WORK INSTRUCTIONS -
Whenever a line contains the string "using", copy it out of the entries.
▬▬▬
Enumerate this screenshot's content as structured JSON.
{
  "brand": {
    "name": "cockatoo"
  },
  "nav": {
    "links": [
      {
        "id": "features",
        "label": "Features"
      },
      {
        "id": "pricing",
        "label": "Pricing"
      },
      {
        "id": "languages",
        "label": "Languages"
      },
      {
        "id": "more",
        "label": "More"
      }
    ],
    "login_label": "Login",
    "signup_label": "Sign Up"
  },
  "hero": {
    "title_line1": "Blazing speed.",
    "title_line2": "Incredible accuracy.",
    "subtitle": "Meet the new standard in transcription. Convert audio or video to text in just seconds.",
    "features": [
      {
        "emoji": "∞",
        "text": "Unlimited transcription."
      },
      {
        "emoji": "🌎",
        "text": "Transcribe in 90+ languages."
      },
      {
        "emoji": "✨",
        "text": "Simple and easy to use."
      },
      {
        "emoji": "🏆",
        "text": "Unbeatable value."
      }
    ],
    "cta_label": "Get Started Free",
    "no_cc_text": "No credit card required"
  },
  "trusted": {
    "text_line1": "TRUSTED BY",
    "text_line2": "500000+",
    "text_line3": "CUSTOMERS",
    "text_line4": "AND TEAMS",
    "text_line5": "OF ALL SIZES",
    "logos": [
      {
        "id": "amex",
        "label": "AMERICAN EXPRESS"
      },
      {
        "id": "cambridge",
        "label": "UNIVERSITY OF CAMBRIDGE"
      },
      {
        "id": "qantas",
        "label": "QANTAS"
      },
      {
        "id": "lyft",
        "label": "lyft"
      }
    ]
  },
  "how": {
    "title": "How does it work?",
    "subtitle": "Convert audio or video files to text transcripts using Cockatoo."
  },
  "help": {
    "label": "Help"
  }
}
▬▬▬
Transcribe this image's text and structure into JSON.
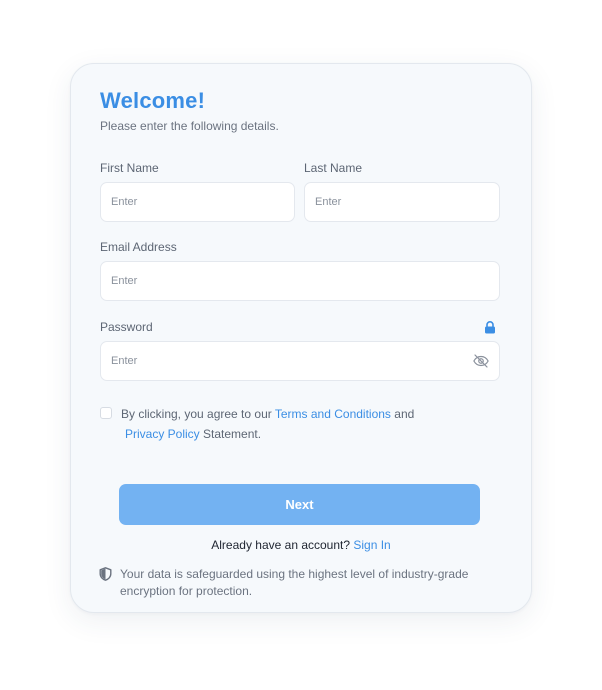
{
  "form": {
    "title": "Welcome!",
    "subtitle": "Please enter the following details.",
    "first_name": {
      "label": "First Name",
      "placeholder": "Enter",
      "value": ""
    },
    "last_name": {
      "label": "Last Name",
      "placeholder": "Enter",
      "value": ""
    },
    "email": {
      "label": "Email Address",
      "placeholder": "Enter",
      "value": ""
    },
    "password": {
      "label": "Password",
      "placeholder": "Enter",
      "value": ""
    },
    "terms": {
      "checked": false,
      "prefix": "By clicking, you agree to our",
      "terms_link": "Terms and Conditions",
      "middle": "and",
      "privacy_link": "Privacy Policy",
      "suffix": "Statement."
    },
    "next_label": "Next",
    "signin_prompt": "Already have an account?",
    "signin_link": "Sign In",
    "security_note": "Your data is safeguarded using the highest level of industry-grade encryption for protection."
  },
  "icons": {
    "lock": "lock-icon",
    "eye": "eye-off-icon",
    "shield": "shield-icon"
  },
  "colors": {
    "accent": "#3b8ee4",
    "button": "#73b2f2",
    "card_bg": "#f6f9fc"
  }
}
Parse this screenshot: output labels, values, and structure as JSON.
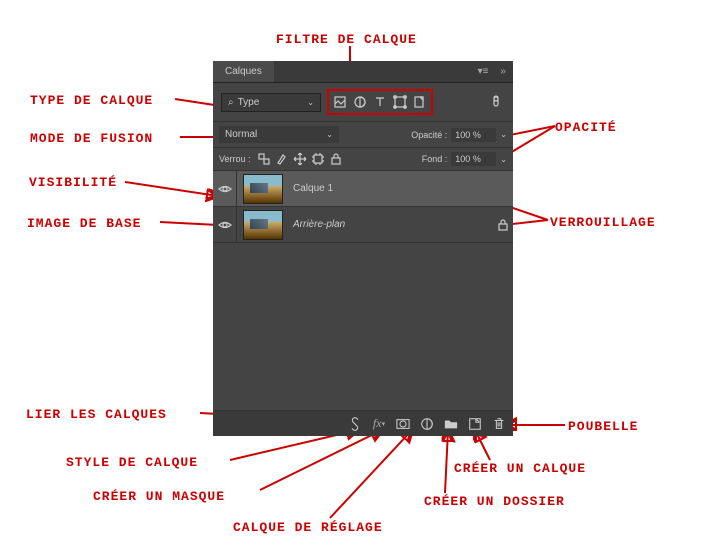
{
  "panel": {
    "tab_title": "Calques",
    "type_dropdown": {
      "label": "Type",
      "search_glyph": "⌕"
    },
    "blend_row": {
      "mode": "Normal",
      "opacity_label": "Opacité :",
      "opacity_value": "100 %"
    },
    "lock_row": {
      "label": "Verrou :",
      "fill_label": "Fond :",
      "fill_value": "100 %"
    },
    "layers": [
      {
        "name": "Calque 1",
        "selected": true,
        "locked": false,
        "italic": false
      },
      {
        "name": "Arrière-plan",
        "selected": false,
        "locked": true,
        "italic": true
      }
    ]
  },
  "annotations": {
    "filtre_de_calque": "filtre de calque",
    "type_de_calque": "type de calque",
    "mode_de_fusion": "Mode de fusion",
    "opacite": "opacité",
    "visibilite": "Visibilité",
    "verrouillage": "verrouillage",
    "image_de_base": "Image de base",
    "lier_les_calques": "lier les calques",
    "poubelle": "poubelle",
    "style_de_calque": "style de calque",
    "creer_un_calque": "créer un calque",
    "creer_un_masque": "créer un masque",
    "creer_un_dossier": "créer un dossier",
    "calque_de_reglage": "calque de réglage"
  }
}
▬▬▬
RESULT FOR THIS TASK -
    "subtitle": "Convert audio or video files to text transcripts using Cockatoo."
    "security_note": "Your data is safeguarded using the highest level of industry-grade encryption for protection."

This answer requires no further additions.